▼

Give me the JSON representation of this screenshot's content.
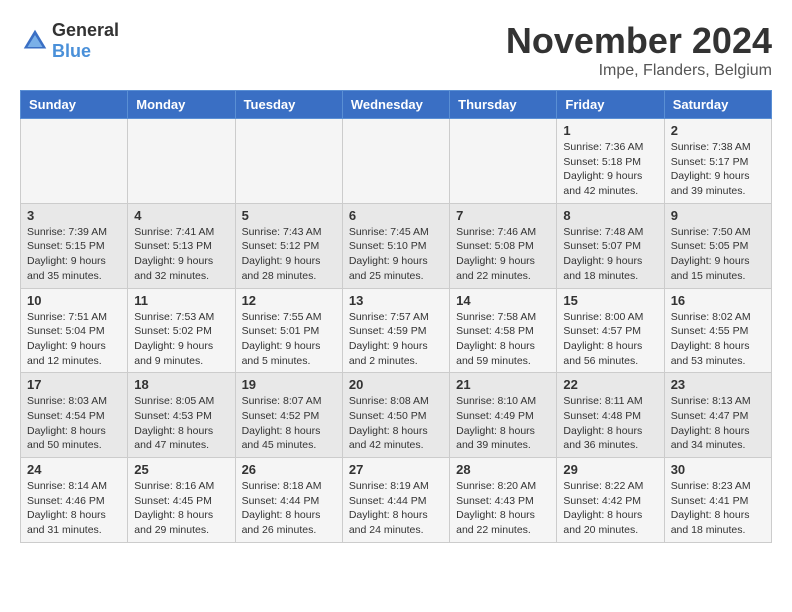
{
  "header": {
    "logo_general": "General",
    "logo_blue": "Blue",
    "title": "November 2024",
    "location": "Impe, Flanders, Belgium"
  },
  "days_of_week": [
    "Sunday",
    "Monday",
    "Tuesday",
    "Wednesday",
    "Thursday",
    "Friday",
    "Saturday"
  ],
  "weeks": [
    [
      {
        "day": "",
        "info": ""
      },
      {
        "day": "",
        "info": ""
      },
      {
        "day": "",
        "info": ""
      },
      {
        "day": "",
        "info": ""
      },
      {
        "day": "",
        "info": ""
      },
      {
        "day": "1",
        "info": "Sunrise: 7:36 AM\nSunset: 5:18 PM\nDaylight: 9 hours and 42 minutes."
      },
      {
        "day": "2",
        "info": "Sunrise: 7:38 AM\nSunset: 5:17 PM\nDaylight: 9 hours and 39 minutes."
      }
    ],
    [
      {
        "day": "3",
        "info": "Sunrise: 7:39 AM\nSunset: 5:15 PM\nDaylight: 9 hours and 35 minutes."
      },
      {
        "day": "4",
        "info": "Sunrise: 7:41 AM\nSunset: 5:13 PM\nDaylight: 9 hours and 32 minutes."
      },
      {
        "day": "5",
        "info": "Sunrise: 7:43 AM\nSunset: 5:12 PM\nDaylight: 9 hours and 28 minutes."
      },
      {
        "day": "6",
        "info": "Sunrise: 7:45 AM\nSunset: 5:10 PM\nDaylight: 9 hours and 25 minutes."
      },
      {
        "day": "7",
        "info": "Sunrise: 7:46 AM\nSunset: 5:08 PM\nDaylight: 9 hours and 22 minutes."
      },
      {
        "day": "8",
        "info": "Sunrise: 7:48 AM\nSunset: 5:07 PM\nDaylight: 9 hours and 18 minutes."
      },
      {
        "day": "9",
        "info": "Sunrise: 7:50 AM\nSunset: 5:05 PM\nDaylight: 9 hours and 15 minutes."
      }
    ],
    [
      {
        "day": "10",
        "info": "Sunrise: 7:51 AM\nSunset: 5:04 PM\nDaylight: 9 hours and 12 minutes."
      },
      {
        "day": "11",
        "info": "Sunrise: 7:53 AM\nSunset: 5:02 PM\nDaylight: 9 hours and 9 minutes."
      },
      {
        "day": "12",
        "info": "Sunrise: 7:55 AM\nSunset: 5:01 PM\nDaylight: 9 hours and 5 minutes."
      },
      {
        "day": "13",
        "info": "Sunrise: 7:57 AM\nSunset: 4:59 PM\nDaylight: 9 hours and 2 minutes."
      },
      {
        "day": "14",
        "info": "Sunrise: 7:58 AM\nSunset: 4:58 PM\nDaylight: 8 hours and 59 minutes."
      },
      {
        "day": "15",
        "info": "Sunrise: 8:00 AM\nSunset: 4:57 PM\nDaylight: 8 hours and 56 minutes."
      },
      {
        "day": "16",
        "info": "Sunrise: 8:02 AM\nSunset: 4:55 PM\nDaylight: 8 hours and 53 minutes."
      }
    ],
    [
      {
        "day": "17",
        "info": "Sunrise: 8:03 AM\nSunset: 4:54 PM\nDaylight: 8 hours and 50 minutes."
      },
      {
        "day": "18",
        "info": "Sunrise: 8:05 AM\nSunset: 4:53 PM\nDaylight: 8 hours and 47 minutes."
      },
      {
        "day": "19",
        "info": "Sunrise: 8:07 AM\nSunset: 4:52 PM\nDaylight: 8 hours and 45 minutes."
      },
      {
        "day": "20",
        "info": "Sunrise: 8:08 AM\nSunset: 4:50 PM\nDaylight: 8 hours and 42 minutes."
      },
      {
        "day": "21",
        "info": "Sunrise: 8:10 AM\nSunset: 4:49 PM\nDaylight: 8 hours and 39 minutes."
      },
      {
        "day": "22",
        "info": "Sunrise: 8:11 AM\nSunset: 4:48 PM\nDaylight: 8 hours and 36 minutes."
      },
      {
        "day": "23",
        "info": "Sunrise: 8:13 AM\nSunset: 4:47 PM\nDaylight: 8 hours and 34 minutes."
      }
    ],
    [
      {
        "day": "24",
        "info": "Sunrise: 8:14 AM\nSunset: 4:46 PM\nDaylight: 8 hours and 31 minutes."
      },
      {
        "day": "25",
        "info": "Sunrise: 8:16 AM\nSunset: 4:45 PM\nDaylight: 8 hours and 29 minutes."
      },
      {
        "day": "26",
        "info": "Sunrise: 8:18 AM\nSunset: 4:44 PM\nDaylight: 8 hours and 26 minutes."
      },
      {
        "day": "27",
        "info": "Sunrise: 8:19 AM\nSunset: 4:44 PM\nDaylight: 8 hours and 24 minutes."
      },
      {
        "day": "28",
        "info": "Sunrise: 8:20 AM\nSunset: 4:43 PM\nDaylight: 8 hours and 22 minutes."
      },
      {
        "day": "29",
        "info": "Sunrise: 8:22 AM\nSunset: 4:42 PM\nDaylight: 8 hours and 20 minutes."
      },
      {
        "day": "30",
        "info": "Sunrise: 8:23 AM\nSunset: 4:41 PM\nDaylight: 8 hours and 18 minutes."
      }
    ]
  ]
}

▲

**Do this**
Pictures in the records must not appear in the copy; transcribe everything else precisely.

**Expected answer**
Give me the JSON representation of this screenshot's content.
{
  "header": {
    "logo_general": "General",
    "logo_blue": "Blue",
    "title": "November 2024",
    "location": "Impe, Flanders, Belgium"
  },
  "days_of_week": [
    "Sunday",
    "Monday",
    "Tuesday",
    "Wednesday",
    "Thursday",
    "Friday",
    "Saturday"
  ],
  "weeks": [
    [
      {
        "day": "",
        "info": ""
      },
      {
        "day": "",
        "info": ""
      },
      {
        "day": "",
        "info": ""
      },
      {
        "day": "",
        "info": ""
      },
      {
        "day": "",
        "info": ""
      },
      {
        "day": "1",
        "info": "Sunrise: 7:36 AM\nSunset: 5:18 PM\nDaylight: 9 hours and 42 minutes."
      },
      {
        "day": "2",
        "info": "Sunrise: 7:38 AM\nSunset: 5:17 PM\nDaylight: 9 hours and 39 minutes."
      }
    ],
    [
      {
        "day": "3",
        "info": "Sunrise: 7:39 AM\nSunset: 5:15 PM\nDaylight: 9 hours and 35 minutes."
      },
      {
        "day": "4",
        "info": "Sunrise: 7:41 AM\nSunset: 5:13 PM\nDaylight: 9 hours and 32 minutes."
      },
      {
        "day": "5",
        "info": "Sunrise: 7:43 AM\nSunset: 5:12 PM\nDaylight: 9 hours and 28 minutes."
      },
      {
        "day": "6",
        "info": "Sunrise: 7:45 AM\nSunset: 5:10 PM\nDaylight: 9 hours and 25 minutes."
      },
      {
        "day": "7",
        "info": "Sunrise: 7:46 AM\nSunset: 5:08 PM\nDaylight: 9 hours and 22 minutes."
      },
      {
        "day": "8",
        "info": "Sunrise: 7:48 AM\nSunset: 5:07 PM\nDaylight: 9 hours and 18 minutes."
      },
      {
        "day": "9",
        "info": "Sunrise: 7:50 AM\nSunset: 5:05 PM\nDaylight: 9 hours and 15 minutes."
      }
    ],
    [
      {
        "day": "10",
        "info": "Sunrise: 7:51 AM\nSunset: 5:04 PM\nDaylight: 9 hours and 12 minutes."
      },
      {
        "day": "11",
        "info": "Sunrise: 7:53 AM\nSunset: 5:02 PM\nDaylight: 9 hours and 9 minutes."
      },
      {
        "day": "12",
        "info": "Sunrise: 7:55 AM\nSunset: 5:01 PM\nDaylight: 9 hours and 5 minutes."
      },
      {
        "day": "13",
        "info": "Sunrise: 7:57 AM\nSunset: 4:59 PM\nDaylight: 9 hours and 2 minutes."
      },
      {
        "day": "14",
        "info": "Sunrise: 7:58 AM\nSunset: 4:58 PM\nDaylight: 8 hours and 59 minutes."
      },
      {
        "day": "15",
        "info": "Sunrise: 8:00 AM\nSunset: 4:57 PM\nDaylight: 8 hours and 56 minutes."
      },
      {
        "day": "16",
        "info": "Sunrise: 8:02 AM\nSunset: 4:55 PM\nDaylight: 8 hours and 53 minutes."
      }
    ],
    [
      {
        "day": "17",
        "info": "Sunrise: 8:03 AM\nSunset: 4:54 PM\nDaylight: 8 hours and 50 minutes."
      },
      {
        "day": "18",
        "info": "Sunrise: 8:05 AM\nSunset: 4:53 PM\nDaylight: 8 hours and 47 minutes."
      },
      {
        "day": "19",
        "info": "Sunrise: 8:07 AM\nSunset: 4:52 PM\nDaylight: 8 hours and 45 minutes."
      },
      {
        "day": "20",
        "info": "Sunrise: 8:08 AM\nSunset: 4:50 PM\nDaylight: 8 hours and 42 minutes."
      },
      {
        "day": "21",
        "info": "Sunrise: 8:10 AM\nSunset: 4:49 PM\nDaylight: 8 hours and 39 minutes."
      },
      {
        "day": "22",
        "info": "Sunrise: 8:11 AM\nSunset: 4:48 PM\nDaylight: 8 hours and 36 minutes."
      },
      {
        "day": "23",
        "info": "Sunrise: 8:13 AM\nSunset: 4:47 PM\nDaylight: 8 hours and 34 minutes."
      }
    ],
    [
      {
        "day": "24",
        "info": "Sunrise: 8:14 AM\nSunset: 4:46 PM\nDaylight: 8 hours and 31 minutes."
      },
      {
        "day": "25",
        "info": "Sunrise: 8:16 AM\nSunset: 4:45 PM\nDaylight: 8 hours and 29 minutes."
      },
      {
        "day": "26",
        "info": "Sunrise: 8:18 AM\nSunset: 4:44 PM\nDaylight: 8 hours and 26 minutes."
      },
      {
        "day": "27",
        "info": "Sunrise: 8:19 AM\nSunset: 4:44 PM\nDaylight: 8 hours and 24 minutes."
      },
      {
        "day": "28",
        "info": "Sunrise: 8:20 AM\nSunset: 4:43 PM\nDaylight: 8 hours and 22 minutes."
      },
      {
        "day": "29",
        "info": "Sunrise: 8:22 AM\nSunset: 4:42 PM\nDaylight: 8 hours and 20 minutes."
      },
      {
        "day": "30",
        "info": "Sunrise: 8:23 AM\nSunset: 4:41 PM\nDaylight: 8 hours and 18 minutes."
      }
    ]
  ]
}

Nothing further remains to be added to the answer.